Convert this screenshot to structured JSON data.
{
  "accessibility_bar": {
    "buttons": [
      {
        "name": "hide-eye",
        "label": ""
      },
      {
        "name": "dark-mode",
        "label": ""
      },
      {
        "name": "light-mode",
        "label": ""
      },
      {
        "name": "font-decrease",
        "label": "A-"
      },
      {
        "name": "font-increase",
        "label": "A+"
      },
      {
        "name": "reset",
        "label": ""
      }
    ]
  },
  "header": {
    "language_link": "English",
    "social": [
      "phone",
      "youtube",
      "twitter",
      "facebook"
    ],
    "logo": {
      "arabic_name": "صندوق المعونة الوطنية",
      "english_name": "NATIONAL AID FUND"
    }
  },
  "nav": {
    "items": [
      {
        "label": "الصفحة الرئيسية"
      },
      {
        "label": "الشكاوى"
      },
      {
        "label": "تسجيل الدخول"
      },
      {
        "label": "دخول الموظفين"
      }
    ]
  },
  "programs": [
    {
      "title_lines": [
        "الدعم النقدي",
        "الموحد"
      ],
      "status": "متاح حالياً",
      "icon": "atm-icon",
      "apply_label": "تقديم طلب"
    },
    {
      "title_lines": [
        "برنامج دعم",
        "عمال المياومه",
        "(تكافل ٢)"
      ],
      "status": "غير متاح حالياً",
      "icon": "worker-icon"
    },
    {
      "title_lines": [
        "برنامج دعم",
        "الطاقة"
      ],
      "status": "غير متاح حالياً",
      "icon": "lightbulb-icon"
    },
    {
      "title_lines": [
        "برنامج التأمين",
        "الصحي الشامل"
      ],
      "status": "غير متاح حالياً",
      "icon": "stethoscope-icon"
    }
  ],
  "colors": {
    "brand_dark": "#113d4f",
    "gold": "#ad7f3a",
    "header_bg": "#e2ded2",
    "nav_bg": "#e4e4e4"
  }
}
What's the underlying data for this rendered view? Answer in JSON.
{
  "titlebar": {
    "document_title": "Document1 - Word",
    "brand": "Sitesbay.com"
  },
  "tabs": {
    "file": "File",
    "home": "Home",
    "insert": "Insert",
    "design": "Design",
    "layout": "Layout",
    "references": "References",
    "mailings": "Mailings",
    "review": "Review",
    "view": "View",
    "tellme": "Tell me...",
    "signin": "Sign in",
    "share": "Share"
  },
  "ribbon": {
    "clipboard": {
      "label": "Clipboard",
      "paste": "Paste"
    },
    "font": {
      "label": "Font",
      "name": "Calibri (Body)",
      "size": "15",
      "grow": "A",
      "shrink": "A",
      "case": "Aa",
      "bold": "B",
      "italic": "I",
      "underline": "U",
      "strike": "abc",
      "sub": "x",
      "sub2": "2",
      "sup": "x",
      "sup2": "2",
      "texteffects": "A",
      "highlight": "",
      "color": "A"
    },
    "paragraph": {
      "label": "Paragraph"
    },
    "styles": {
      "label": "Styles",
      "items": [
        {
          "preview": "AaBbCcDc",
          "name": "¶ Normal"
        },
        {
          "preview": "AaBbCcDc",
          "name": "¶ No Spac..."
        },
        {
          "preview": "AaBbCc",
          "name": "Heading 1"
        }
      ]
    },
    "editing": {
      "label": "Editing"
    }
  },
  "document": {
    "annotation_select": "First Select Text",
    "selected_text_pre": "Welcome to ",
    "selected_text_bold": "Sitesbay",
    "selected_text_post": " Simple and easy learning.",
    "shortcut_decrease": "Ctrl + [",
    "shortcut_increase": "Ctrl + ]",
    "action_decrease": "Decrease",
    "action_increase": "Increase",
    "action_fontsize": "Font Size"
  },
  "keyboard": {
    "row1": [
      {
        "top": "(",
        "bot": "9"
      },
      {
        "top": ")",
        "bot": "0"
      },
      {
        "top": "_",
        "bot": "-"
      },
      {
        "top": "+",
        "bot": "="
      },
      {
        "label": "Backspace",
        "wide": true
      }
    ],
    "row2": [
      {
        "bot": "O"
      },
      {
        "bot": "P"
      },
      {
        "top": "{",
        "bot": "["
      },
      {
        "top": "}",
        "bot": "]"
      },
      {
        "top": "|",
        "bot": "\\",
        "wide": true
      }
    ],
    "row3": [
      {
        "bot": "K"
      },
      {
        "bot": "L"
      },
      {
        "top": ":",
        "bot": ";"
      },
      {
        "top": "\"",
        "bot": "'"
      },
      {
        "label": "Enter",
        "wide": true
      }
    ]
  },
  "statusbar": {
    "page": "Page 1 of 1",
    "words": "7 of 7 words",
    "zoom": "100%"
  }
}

◆ ◆ ◆ ◆

AIM: What is the number of lines above that contain "Ctrl"? Answer with that number only.

REPLY: 2